--- EXERCISE DETAILS ---
In the records that follow, show each line where the word "Cancelled" is present.

Source records:
######

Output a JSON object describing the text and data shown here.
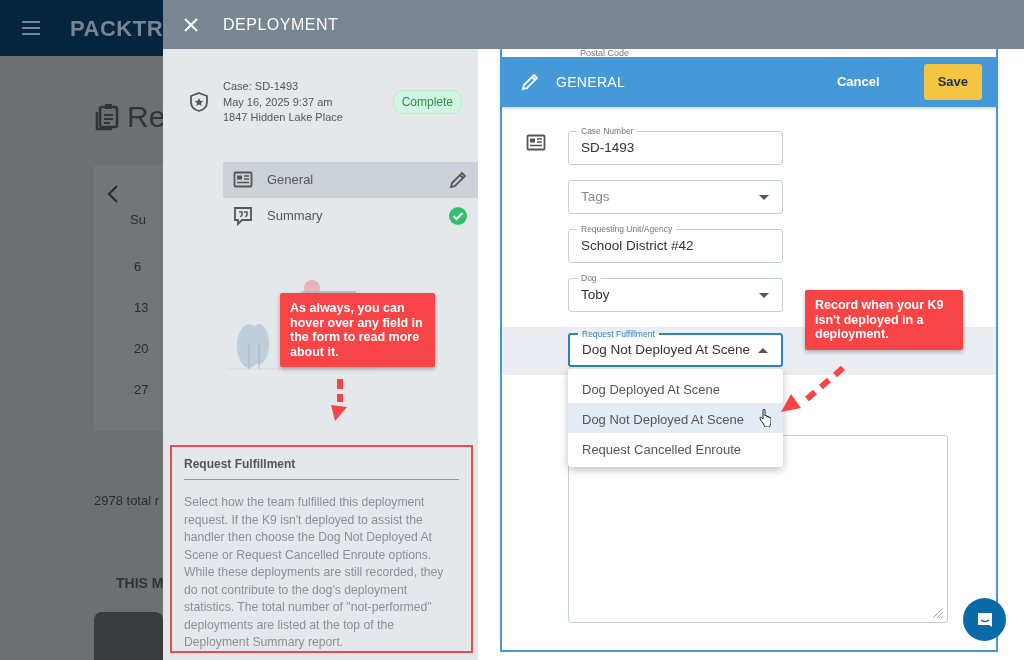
{
  "background_app": {
    "logo": "PACKTR",
    "page_title": "Re",
    "calendar": {
      "weekday": "Su",
      "days": [
        "6",
        "13",
        "20",
        "27"
      ]
    },
    "total": "2978 total r",
    "section_title": "THIS M"
  },
  "drawer": {
    "title": "DEPLOYMENT",
    "case": {
      "lines": [
        "Case: SD-1493",
        "May 16, 2025 9:37 am",
        "1847 Hidden Lake Place"
      ],
      "status": "Complete"
    },
    "sections": [
      {
        "label": "General",
        "selected": true,
        "kind": "editing"
      },
      {
        "label": "Summary",
        "selected": false,
        "kind": "done"
      }
    ],
    "help": {
      "title": "Request Fulfillment",
      "body": "Select how the team fulfilled this deployment request. If the K9 isn't deployed to assist the handler then choose the Dog Not Deployed At Scene or Request Cancelled Enroute options. While these deployments are still recorded, they do not contribute to the dog's deployment statistics. The total number of \"not-performed\" deployments are listed at the top of the Deployment Summary report."
    }
  },
  "form": {
    "hidden_label": "Postal Code",
    "title": "GENERAL",
    "cancel": "Cancel",
    "save": "Save",
    "fields": [
      {
        "kind": "text",
        "label": "Case Number",
        "value": "SD-1493",
        "focused": false
      },
      {
        "kind": "select",
        "placeholder": "Tags",
        "expanded": false,
        "focused": false
      },
      {
        "kind": "text",
        "label": "Requesting Unit/Agency",
        "value": "School District #42",
        "focused": false
      },
      {
        "kind": "select",
        "label": "Dog",
        "value": "Toby",
        "expanded": false,
        "focused": false
      },
      {
        "kind": "select",
        "label": "Request Fulfillment",
        "value": "Dog Not Deployed At Scene",
        "expanded": true,
        "focused": true,
        "options": [
          {
            "label": "Dog Deployed At Scene",
            "selected": false
          },
          {
            "label": "Dog Not Deployed At Scene",
            "selected": true
          },
          {
            "label": "Request Cancelled Enroute",
            "selected": false
          }
        ]
      },
      {
        "kind": "textarea",
        "focused": false
      }
    ]
  },
  "callouts": [
    {
      "text": "As always, you can hover over any field in the form to read more about it."
    },
    {
      "text": "Record when your K9 isn't deployed in a deployment."
    }
  ]
}
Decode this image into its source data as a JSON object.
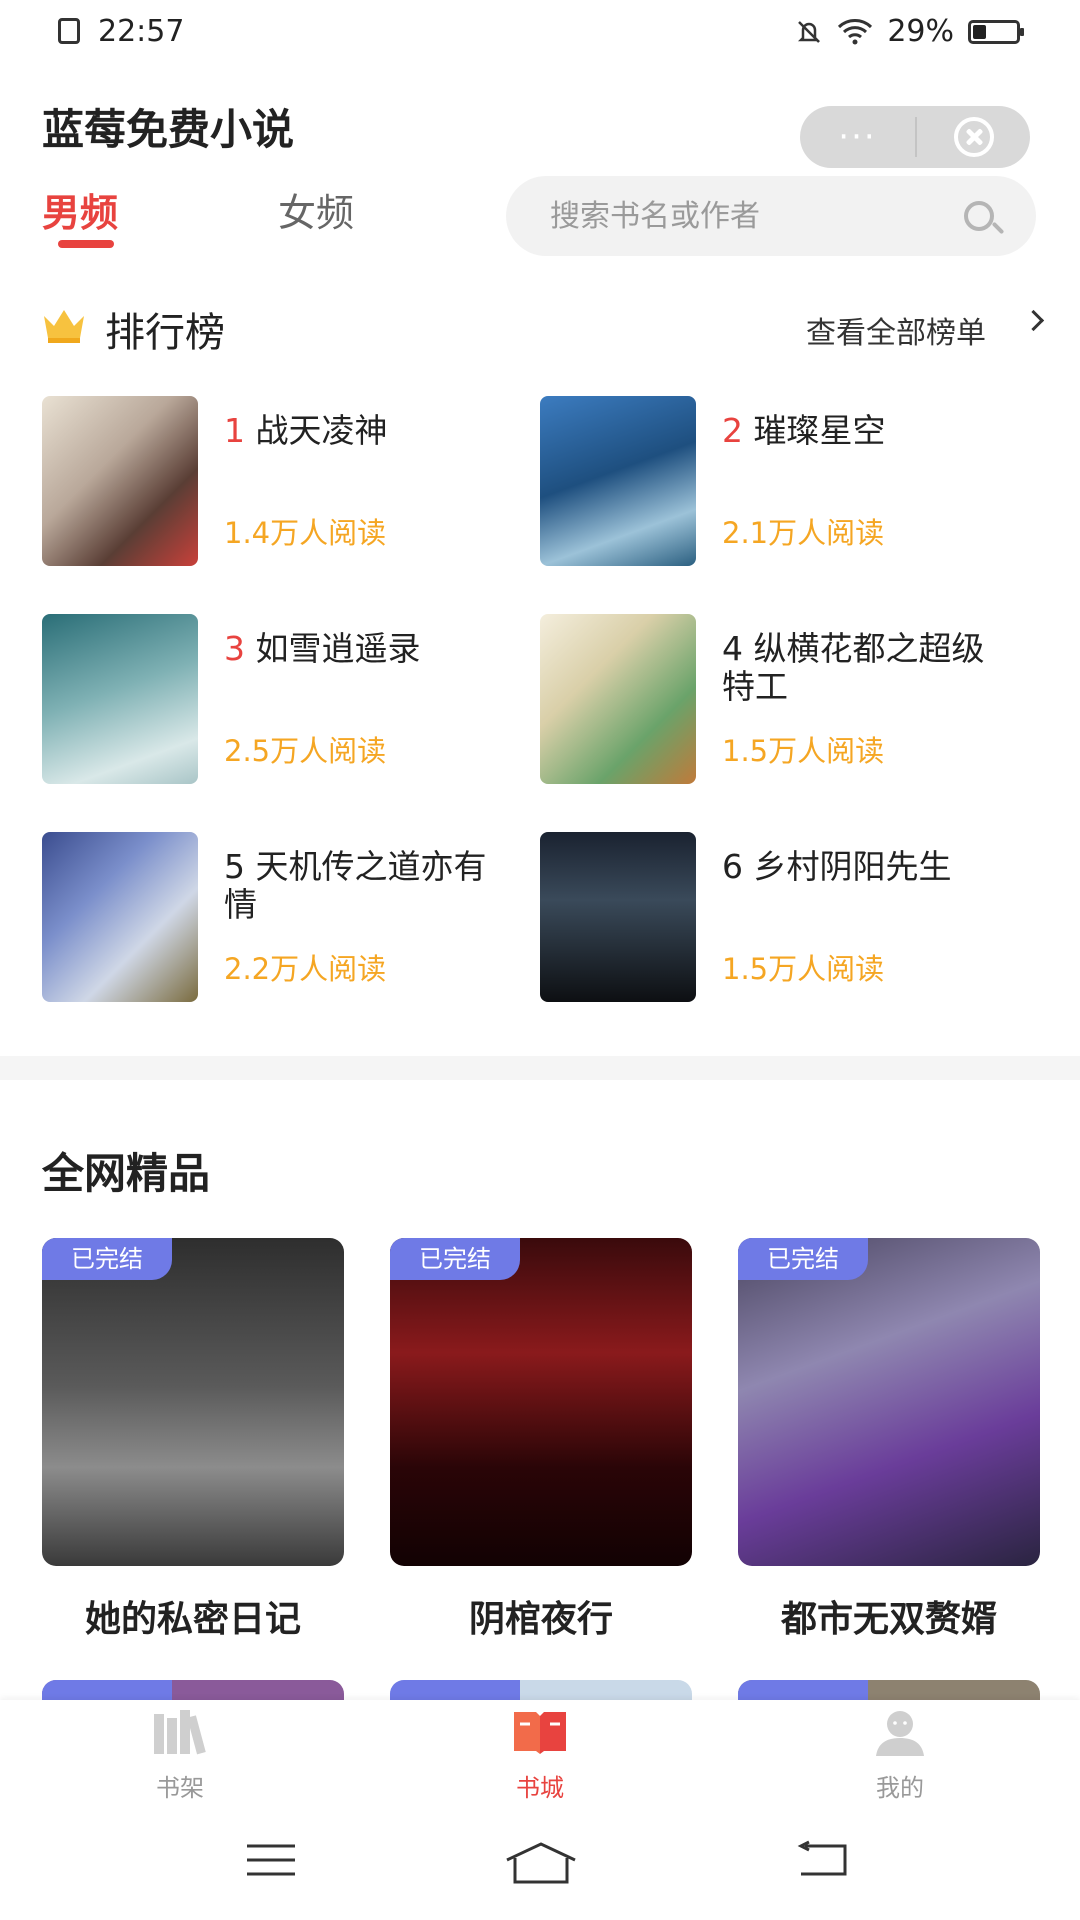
{
  "status": {
    "time": "22:57",
    "battery": "29%",
    "battery_level": 0.29
  },
  "header": {
    "app_title": "蓝莓免费小说",
    "capsule_more": "···",
    "tabs": [
      "男频",
      "女频"
    ],
    "active_tab": "男频",
    "search_placeholder": "搜索书名或作者"
  },
  "ranking": {
    "title": "排行榜",
    "view_all": "查看全部榜单",
    "items": [
      {
        "rank": "1",
        "title": "战天凌神",
        "reads": "1.4万人阅读"
      },
      {
        "rank": "2",
        "title": "璀璨星空",
        "reads": "2.1万人阅读"
      },
      {
        "rank": "3",
        "title": "如雪逍遥录",
        "reads": "2.5万人阅读"
      },
      {
        "rank": "4",
        "title": "纵横花都之超级特工",
        "reads": "1.5万人阅读"
      },
      {
        "rank": "5",
        "title": "天机传之道亦有情",
        "reads": "2.2万人阅读"
      },
      {
        "rank": "6",
        "title": "乡村阴阳先生",
        "reads": "1.5万人阅读"
      }
    ]
  },
  "premium": {
    "title": "全网精品",
    "books": [
      {
        "badge": "已完结",
        "title": "她的私密日记"
      },
      {
        "badge": "已完结",
        "title": "阴棺夜行"
      },
      {
        "badge": "已完结",
        "title": "都市无双赘婿"
      }
    ]
  },
  "bottom_nav": [
    {
      "label": "书架",
      "icon": "bookshelf-icon",
      "active": false
    },
    {
      "label": "书城",
      "icon": "book-store-icon",
      "active": true
    },
    {
      "label": "我的",
      "icon": "profile-icon",
      "active": false
    }
  ],
  "colors": {
    "accent": "#e8433f",
    "reads": "#f5a623",
    "badge": "#6f7ae6"
  }
}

######

--- THE RESULT ---
      "body": "Select how the team fulfilled this deployment request. If the K9 isn't deployed to assist the handler then choose the Dog Not Deployed At Scene or Request Cancelled Enroute options. While these deployments are still recorded, they do not contribute to the dog's deployment statistics. The total number of \"not-performed\" deployments are listed at the top of the Deployment Summary report."
            "label": "Request Cancelled Enroute",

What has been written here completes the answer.